Records from a collection of figures
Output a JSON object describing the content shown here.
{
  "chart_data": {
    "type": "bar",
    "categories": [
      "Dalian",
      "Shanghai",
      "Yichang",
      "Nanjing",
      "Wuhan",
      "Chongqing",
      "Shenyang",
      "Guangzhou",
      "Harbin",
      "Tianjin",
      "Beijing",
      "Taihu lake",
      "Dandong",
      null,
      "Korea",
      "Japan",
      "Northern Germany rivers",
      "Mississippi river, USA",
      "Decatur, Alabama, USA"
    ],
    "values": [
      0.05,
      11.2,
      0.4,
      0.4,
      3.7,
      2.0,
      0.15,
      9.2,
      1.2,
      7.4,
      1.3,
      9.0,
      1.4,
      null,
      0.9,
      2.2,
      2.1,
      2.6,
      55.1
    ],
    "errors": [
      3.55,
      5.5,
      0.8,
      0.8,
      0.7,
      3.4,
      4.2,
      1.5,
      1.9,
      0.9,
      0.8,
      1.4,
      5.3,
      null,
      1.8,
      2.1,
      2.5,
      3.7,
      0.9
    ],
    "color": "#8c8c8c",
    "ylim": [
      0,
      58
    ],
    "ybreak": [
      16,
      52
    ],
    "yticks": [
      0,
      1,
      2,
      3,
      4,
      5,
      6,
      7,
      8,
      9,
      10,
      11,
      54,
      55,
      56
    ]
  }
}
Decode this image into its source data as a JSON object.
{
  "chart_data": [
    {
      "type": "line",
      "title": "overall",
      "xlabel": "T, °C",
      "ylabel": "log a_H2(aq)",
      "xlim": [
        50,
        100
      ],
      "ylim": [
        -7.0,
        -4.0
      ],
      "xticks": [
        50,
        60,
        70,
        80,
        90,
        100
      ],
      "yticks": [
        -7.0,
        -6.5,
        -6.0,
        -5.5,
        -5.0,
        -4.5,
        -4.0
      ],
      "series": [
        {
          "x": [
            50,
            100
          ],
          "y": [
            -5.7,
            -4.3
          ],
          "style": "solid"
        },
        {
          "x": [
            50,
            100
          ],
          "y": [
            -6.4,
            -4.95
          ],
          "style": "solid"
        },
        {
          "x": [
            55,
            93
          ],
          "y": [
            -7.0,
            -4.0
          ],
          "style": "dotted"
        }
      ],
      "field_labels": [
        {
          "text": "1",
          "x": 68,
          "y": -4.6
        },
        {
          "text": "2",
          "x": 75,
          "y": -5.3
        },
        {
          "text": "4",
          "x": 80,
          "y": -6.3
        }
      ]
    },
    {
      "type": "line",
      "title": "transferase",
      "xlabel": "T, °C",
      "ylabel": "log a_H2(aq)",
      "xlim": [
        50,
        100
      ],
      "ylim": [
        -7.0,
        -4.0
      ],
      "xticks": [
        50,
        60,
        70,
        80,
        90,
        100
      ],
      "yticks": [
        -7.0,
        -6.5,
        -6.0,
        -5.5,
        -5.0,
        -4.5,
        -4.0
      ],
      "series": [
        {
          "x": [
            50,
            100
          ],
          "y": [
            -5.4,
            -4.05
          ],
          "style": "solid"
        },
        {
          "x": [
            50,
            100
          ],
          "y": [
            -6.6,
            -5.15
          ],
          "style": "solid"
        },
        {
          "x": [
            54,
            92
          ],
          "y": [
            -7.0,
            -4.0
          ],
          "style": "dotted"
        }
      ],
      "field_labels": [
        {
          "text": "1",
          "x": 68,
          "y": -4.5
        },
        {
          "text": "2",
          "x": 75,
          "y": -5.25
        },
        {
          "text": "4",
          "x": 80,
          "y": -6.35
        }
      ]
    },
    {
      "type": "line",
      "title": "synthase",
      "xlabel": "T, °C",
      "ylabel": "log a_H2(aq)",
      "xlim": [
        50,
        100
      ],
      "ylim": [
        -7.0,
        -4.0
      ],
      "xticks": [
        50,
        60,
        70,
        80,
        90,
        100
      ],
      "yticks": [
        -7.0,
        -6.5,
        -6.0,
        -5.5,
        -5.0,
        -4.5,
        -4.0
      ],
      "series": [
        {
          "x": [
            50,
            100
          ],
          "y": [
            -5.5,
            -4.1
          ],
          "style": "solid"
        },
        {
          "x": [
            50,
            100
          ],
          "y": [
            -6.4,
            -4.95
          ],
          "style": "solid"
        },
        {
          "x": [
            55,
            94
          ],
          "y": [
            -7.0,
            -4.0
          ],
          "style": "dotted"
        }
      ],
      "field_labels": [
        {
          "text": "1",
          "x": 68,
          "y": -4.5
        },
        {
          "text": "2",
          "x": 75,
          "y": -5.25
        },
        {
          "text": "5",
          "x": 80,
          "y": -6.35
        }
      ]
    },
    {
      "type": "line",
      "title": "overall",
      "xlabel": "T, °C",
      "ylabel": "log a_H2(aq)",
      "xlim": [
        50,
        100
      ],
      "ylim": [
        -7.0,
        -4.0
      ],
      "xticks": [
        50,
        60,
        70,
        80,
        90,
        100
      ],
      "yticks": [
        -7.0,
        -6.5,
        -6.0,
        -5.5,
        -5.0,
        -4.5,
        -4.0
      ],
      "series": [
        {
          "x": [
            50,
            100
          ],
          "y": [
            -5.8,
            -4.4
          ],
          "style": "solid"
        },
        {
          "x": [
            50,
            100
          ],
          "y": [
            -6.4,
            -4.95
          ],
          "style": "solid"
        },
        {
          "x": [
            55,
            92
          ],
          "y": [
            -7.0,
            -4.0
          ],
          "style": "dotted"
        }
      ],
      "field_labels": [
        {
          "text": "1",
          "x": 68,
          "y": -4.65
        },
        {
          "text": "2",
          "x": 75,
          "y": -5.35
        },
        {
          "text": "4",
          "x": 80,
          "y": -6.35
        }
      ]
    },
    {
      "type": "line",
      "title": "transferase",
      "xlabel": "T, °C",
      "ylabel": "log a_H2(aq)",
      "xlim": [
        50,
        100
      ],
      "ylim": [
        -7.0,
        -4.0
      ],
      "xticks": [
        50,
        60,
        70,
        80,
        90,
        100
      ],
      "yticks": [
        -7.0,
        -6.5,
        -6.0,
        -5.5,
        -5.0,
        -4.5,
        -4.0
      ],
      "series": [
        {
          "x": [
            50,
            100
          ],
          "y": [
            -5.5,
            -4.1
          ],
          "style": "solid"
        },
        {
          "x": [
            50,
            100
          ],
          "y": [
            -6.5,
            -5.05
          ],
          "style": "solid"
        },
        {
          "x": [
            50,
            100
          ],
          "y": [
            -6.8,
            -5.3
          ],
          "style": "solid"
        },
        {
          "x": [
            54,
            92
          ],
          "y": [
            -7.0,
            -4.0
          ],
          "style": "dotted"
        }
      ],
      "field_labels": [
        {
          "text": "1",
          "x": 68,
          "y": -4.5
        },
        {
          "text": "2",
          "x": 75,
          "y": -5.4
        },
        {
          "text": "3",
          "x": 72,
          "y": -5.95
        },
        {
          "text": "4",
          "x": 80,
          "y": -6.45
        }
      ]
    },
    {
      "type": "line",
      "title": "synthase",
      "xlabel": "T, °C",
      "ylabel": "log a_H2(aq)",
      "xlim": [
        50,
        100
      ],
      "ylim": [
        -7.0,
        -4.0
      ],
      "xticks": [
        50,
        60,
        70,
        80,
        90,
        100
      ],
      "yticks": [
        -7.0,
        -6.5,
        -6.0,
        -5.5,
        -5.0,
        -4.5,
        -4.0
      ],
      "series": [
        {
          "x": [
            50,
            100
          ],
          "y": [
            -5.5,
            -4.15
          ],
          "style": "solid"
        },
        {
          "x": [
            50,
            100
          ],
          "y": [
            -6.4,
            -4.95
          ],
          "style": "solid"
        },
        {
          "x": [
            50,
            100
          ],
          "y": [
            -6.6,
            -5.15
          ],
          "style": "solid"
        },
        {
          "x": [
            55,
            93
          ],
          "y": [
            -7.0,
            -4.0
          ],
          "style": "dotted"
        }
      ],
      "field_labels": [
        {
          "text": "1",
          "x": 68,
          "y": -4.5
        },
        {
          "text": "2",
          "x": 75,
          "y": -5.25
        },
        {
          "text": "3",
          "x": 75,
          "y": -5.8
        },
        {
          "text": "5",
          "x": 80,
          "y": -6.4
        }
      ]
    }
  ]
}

TASK GOAL
Extract every line above containing the word "JSON".

RESPONSE TO THIS EXERCISE
Output a JSON object describing the content shown here.
Decode this image into its source data as a JSON object.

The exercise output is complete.